WHAT TO PRODUCE: Identify the lines that include the word "name", then copy all of them.

##### TASK MATERIAL #####

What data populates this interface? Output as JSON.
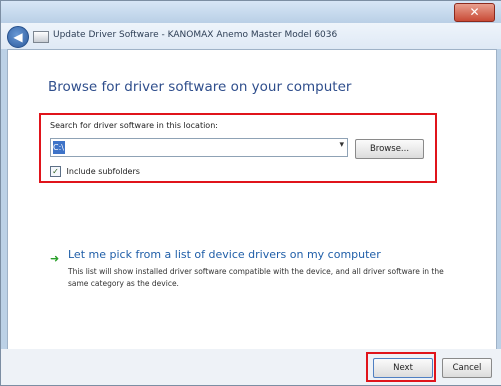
{
  "window": {
    "close_glyph": "✕",
    "nav_title": "Update Driver Software - KANOMAX Anemo Master Model 6036"
  },
  "nav": {
    "back_glyph": "◀"
  },
  "main": {
    "heading": "Browse for driver software on your computer",
    "search_label": "Search for driver software in this location:",
    "path_value": "C:\\",
    "combo_arrow": "▾",
    "browse_label": "Browse...",
    "include_subfolders_label": "Include subfolders",
    "include_subfolders_checked": true,
    "checkbox_glyph": "✓",
    "pick_arrow_glyph": "➜",
    "pick_link": "Let me pick from a list of device drivers on my computer",
    "pick_description": "This list will show installed driver software compatible with the device, and all driver software in the same category as the device."
  },
  "footer": {
    "next_label": "Next",
    "cancel_label": "Cancel"
  },
  "colors": {
    "highlight_border": "#e0141b",
    "link": "#1f5ea8",
    "heading": "#2f4e8c"
  },
  "icons": {
    "back": "back-arrow-icon",
    "wizard": "wizard-window-icon",
    "pick": "green-arrow-icon",
    "close": "close-icon"
  }
}
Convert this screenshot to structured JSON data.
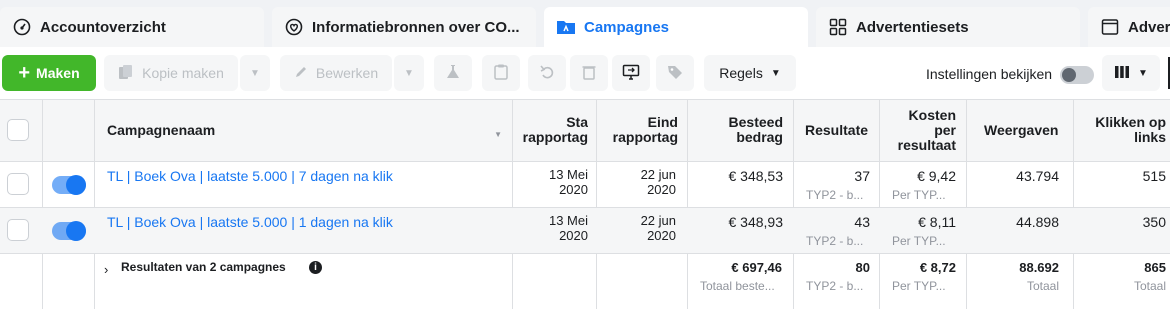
{
  "tabs": [
    {
      "label": "Accountoverzicht",
      "icon": "gauge-icon"
    },
    {
      "label": "Informatiebronnen over CO...",
      "icon": "heart-shield-icon"
    },
    {
      "label": "Campagnes",
      "icon": "folder-icon"
    },
    {
      "label": "Advertentiesets",
      "icon": "grid-icon"
    },
    {
      "label": "Advert",
      "icon": "window-icon"
    }
  ],
  "toolbar": {
    "create_label": "Maken",
    "copy_label": "Kopie maken",
    "edit_label": "Bewerken",
    "rules_label": "Regels",
    "settings_label": "Instellingen bekijken"
  },
  "table": {
    "headers": {
      "name": "Campagnenaam",
      "start": "Sta\nrapportag",
      "end": "Eind\nrapportag",
      "spent": "Besteed\nbedrag",
      "results": "Resultate",
      "cost": "Kosten\nper\nresultaat",
      "views": "Weergaven",
      "clicks": "Klikken op\nlinks"
    },
    "rows": [
      {
        "name": "TL | Boek Ova | laatste 5.000 | 7 dagen na klik",
        "start": "13 Mei\n2020",
        "end": "22 jun\n2020",
        "spent": "€ 348,53",
        "results": "37",
        "results_sub": "TYP2 - b...",
        "cost": "€ 9,42",
        "cost_sub": "Per TYP...",
        "views": "43.794",
        "clicks": "515"
      },
      {
        "name": "TL | Boek Ova | laatste 5.000 | 1 dagen na klik",
        "start": "13 Mei\n2020",
        "end": "22 jun\n2020",
        "spent": "€ 348,93",
        "results": "43",
        "results_sub": "TYP2 - b...",
        "cost": "€ 8,11",
        "cost_sub": "Per TYP...",
        "views": "44.898",
        "clicks": "350"
      }
    ],
    "summary": {
      "label": "Resultaten van 2 campagnes",
      "spent": "€ 697,46",
      "spent_sub": "Totaal beste...",
      "results": "80",
      "results_sub": "TYP2 - b...",
      "cost": "€ 8,72",
      "cost_sub": "Per TYP...",
      "views": "88.692",
      "views_sub": "Totaal",
      "clicks": "865",
      "clicks_sub": "Totaal"
    }
  },
  "colors": {
    "accent": "#1877f2",
    "create": "#42b72a"
  }
}
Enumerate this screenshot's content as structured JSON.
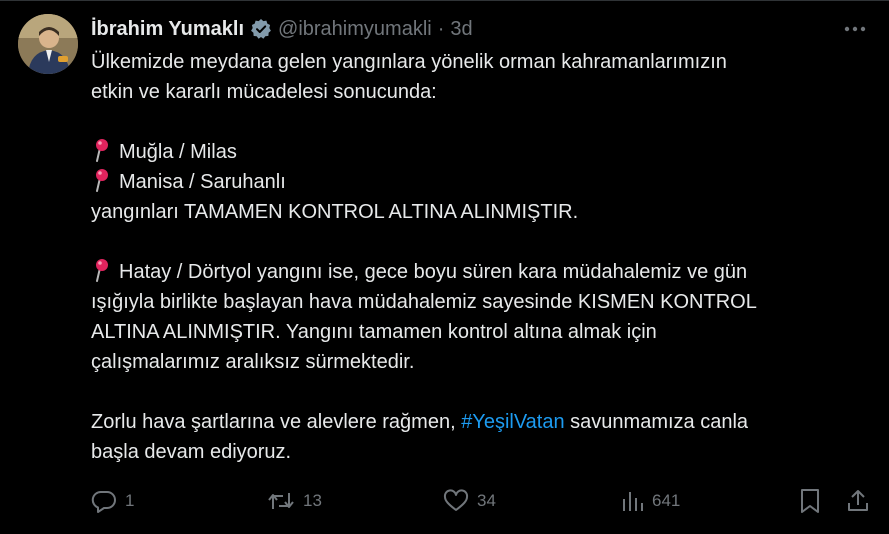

#####

COMPLETED EXERCISE:
      "name": "Campagnenaam",
        "name": "TL | Boek Ova | laatste 5.000 | 7 dagen na klik",
        "name": "TL | Boek Ova | laatste 5.000 | 1 dagen na klik",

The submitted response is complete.